Excerto fornecido:
━━━━━━━━━━━━━━━━━━━━

Certos da necessidade de repor a segurança pública e de credibilizar o sistema prisional, fomos, entretanto, envolvidos num debate alargado, sustentado pelo confronto de doutrinas e argumentos que todos se permitem discorrer, mesmo os que nunca conheceram um presidiário ou nunca pisaram o chão de qualquer cadeia.
Ao longo de toda a semana, repetidamente, os opinion makers da nossa praça foram condenando as condições precárias das nossas prisões. Desde a degradação das infraestruturas que integram a rede daqueles estabelecimentos até à escassez dos salários e à aridez das carreiras de quem vigia e protege os seus ocupantes, consensualmente, todos alertaram para a necessidade de melhorar a qualidade dos presídios portugueses.

━━━━━━━━━━━━━━━━━━━━

Dados de entrada:
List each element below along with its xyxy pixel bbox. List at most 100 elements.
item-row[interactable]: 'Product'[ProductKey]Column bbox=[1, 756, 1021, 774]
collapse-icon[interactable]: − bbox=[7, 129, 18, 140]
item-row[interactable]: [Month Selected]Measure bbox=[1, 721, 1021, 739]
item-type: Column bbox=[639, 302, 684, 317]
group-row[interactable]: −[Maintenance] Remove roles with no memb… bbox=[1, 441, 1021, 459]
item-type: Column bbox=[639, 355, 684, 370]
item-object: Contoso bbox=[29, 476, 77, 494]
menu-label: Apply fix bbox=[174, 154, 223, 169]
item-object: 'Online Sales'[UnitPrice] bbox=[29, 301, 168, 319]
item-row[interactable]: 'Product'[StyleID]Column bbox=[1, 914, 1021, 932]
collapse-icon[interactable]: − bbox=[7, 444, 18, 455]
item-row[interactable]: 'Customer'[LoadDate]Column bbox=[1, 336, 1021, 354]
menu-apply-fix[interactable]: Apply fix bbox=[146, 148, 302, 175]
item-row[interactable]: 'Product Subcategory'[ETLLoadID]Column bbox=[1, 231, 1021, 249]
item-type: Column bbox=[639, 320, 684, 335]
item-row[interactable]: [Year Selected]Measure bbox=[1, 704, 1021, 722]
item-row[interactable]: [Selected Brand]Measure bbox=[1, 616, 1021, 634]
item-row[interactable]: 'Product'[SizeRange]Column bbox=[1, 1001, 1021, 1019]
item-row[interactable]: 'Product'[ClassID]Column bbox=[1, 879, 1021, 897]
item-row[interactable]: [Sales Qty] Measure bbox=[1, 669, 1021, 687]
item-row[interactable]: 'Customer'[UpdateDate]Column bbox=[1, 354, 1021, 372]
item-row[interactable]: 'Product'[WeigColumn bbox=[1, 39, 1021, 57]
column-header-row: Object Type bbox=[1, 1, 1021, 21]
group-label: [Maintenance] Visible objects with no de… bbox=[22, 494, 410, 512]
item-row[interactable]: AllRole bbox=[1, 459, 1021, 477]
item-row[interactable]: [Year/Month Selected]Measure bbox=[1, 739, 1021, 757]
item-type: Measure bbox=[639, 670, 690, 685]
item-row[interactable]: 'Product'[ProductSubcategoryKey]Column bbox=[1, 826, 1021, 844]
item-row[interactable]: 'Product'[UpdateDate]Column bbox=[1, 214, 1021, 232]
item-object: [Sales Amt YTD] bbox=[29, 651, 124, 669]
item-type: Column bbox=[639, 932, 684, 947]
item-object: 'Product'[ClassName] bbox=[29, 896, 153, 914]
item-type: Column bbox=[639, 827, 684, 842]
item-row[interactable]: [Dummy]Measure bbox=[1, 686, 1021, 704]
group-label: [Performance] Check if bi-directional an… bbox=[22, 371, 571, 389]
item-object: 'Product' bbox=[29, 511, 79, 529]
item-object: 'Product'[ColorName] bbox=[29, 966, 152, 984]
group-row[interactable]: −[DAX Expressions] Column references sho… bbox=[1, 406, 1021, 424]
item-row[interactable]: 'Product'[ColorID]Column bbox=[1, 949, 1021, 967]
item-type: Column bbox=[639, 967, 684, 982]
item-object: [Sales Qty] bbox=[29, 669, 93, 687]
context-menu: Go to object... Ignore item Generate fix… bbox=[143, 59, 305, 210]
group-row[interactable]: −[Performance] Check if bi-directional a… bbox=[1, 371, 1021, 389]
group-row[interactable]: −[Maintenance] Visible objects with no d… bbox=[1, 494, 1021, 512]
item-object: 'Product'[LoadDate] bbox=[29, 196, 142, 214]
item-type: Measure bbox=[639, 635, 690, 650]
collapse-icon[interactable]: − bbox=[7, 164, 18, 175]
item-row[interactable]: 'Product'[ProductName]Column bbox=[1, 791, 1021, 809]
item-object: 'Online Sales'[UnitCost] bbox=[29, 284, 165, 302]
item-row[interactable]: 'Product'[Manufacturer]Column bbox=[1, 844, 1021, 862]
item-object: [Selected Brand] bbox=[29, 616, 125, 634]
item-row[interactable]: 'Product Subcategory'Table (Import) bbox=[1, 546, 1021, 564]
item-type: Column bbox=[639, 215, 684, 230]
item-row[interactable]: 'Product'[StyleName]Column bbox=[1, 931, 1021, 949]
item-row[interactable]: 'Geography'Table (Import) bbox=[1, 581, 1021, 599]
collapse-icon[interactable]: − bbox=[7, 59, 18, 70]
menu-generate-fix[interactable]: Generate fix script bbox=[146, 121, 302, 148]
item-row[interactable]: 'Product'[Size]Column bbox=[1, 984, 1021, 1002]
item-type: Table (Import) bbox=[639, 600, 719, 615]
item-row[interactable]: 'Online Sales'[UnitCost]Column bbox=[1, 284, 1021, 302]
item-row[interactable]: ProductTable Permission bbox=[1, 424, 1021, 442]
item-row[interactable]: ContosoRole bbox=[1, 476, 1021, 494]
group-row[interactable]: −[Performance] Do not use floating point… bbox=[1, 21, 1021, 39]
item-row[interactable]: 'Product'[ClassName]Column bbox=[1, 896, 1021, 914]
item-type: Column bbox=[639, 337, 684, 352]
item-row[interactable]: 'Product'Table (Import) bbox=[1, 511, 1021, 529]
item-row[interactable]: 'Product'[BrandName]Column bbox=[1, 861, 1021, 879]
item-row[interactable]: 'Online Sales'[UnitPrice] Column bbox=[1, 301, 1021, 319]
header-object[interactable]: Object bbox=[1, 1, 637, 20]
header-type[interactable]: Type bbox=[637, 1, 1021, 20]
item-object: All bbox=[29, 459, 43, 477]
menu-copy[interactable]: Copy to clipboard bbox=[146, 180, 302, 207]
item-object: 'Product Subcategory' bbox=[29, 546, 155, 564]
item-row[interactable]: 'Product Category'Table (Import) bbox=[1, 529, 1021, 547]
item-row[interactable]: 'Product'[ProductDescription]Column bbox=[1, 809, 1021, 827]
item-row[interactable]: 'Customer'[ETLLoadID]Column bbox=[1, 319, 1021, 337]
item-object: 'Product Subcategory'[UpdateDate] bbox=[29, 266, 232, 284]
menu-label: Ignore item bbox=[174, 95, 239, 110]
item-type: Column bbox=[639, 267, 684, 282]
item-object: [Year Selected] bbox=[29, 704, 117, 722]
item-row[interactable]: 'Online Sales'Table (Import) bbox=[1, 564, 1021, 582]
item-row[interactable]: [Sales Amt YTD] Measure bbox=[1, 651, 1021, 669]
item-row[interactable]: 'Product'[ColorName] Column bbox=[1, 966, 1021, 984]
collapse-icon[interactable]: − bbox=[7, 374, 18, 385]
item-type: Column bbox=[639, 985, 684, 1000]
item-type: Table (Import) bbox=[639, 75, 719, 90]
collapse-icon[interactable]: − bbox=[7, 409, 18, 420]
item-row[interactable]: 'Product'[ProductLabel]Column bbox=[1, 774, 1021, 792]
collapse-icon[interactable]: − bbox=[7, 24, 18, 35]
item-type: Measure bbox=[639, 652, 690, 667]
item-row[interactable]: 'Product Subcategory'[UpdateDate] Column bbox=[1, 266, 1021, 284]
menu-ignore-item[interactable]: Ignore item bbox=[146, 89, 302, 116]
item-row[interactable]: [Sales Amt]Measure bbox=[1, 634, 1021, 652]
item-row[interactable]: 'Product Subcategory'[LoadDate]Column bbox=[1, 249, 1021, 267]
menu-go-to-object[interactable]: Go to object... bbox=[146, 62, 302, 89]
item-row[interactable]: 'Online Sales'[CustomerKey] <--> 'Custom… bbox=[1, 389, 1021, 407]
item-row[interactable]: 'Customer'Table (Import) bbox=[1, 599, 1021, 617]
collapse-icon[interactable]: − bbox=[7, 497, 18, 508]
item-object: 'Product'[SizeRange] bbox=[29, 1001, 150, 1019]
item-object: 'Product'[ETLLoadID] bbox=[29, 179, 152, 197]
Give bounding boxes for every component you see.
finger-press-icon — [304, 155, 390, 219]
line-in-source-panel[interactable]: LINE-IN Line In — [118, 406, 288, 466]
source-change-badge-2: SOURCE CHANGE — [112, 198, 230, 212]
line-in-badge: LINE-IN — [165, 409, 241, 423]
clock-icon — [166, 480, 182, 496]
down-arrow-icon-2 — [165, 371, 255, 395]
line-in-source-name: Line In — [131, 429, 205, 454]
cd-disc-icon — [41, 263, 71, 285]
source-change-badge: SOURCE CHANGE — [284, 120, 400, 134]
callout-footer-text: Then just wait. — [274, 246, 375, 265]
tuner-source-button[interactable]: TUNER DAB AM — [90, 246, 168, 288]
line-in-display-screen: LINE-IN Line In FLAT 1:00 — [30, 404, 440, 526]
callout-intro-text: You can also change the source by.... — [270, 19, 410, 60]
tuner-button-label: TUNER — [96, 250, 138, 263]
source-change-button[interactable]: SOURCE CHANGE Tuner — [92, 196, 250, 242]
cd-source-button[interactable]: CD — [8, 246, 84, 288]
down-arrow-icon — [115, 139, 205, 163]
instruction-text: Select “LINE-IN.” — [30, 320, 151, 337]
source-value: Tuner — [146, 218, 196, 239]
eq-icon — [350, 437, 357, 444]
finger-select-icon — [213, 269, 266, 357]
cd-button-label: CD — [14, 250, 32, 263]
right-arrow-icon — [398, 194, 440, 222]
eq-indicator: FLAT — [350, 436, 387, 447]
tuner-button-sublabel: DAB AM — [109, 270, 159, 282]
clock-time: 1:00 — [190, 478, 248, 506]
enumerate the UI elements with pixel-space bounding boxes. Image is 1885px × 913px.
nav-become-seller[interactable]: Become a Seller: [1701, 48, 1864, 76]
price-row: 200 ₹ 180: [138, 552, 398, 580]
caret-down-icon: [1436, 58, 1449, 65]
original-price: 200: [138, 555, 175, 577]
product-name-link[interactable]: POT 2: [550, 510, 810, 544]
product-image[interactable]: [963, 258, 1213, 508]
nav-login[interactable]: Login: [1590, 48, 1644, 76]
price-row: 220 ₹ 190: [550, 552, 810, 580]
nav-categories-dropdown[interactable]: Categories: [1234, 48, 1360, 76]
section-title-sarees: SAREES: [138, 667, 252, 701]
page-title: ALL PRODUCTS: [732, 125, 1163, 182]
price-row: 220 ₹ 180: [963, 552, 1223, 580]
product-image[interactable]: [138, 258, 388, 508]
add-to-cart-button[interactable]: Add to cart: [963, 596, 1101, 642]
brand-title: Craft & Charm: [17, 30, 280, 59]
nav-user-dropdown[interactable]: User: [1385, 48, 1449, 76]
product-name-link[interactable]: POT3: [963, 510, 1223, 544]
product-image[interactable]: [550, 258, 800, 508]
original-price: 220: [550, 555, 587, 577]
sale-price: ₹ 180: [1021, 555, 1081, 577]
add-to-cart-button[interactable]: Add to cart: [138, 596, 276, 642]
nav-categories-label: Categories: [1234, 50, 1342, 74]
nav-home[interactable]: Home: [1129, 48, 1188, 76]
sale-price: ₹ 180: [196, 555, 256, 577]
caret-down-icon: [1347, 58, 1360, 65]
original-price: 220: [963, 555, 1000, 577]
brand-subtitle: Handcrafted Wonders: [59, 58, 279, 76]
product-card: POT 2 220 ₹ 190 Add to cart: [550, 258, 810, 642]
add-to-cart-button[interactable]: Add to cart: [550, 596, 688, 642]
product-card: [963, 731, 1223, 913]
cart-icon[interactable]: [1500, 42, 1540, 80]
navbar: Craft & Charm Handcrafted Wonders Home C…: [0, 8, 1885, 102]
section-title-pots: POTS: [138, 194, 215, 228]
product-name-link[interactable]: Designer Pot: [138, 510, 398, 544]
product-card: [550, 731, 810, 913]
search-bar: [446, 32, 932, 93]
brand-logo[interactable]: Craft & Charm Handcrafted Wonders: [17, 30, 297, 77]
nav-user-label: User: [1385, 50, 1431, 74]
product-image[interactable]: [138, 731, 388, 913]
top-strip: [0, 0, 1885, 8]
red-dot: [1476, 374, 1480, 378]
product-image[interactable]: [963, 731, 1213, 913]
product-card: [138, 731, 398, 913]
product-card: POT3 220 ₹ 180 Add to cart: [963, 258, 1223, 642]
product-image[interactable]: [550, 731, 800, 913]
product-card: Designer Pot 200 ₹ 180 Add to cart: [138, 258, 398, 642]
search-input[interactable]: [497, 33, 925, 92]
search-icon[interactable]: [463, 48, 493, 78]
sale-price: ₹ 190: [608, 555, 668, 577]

━━━━━━━━━━━━━━━━━━━━

Trabalho pedido:
A - Segundo o excerto sobre as prisões, o que os opinion makers foram condenando ao longo de toda a semana?
B - Transcreve sem alterações tudo o que vai do início das linhas até à linha que contém "item-row[interactable]: [Month Selected]Measure", incluindo esta.

Respostas às tarefas:
A - As condições precárias das prisões portuguesas.

B -
List each element below along with its xyxy pixel bbox. List at most 100 elements.
item-row[interactable]: 'Product'[ProductKey]Column bbox=[1, 756, 1021, 774]
collapse-icon[interactable]: − bbox=[7, 129, 18, 140]
item-row[interactable]: [Month Selected]Measure bbox=[1, 721, 1021, 739]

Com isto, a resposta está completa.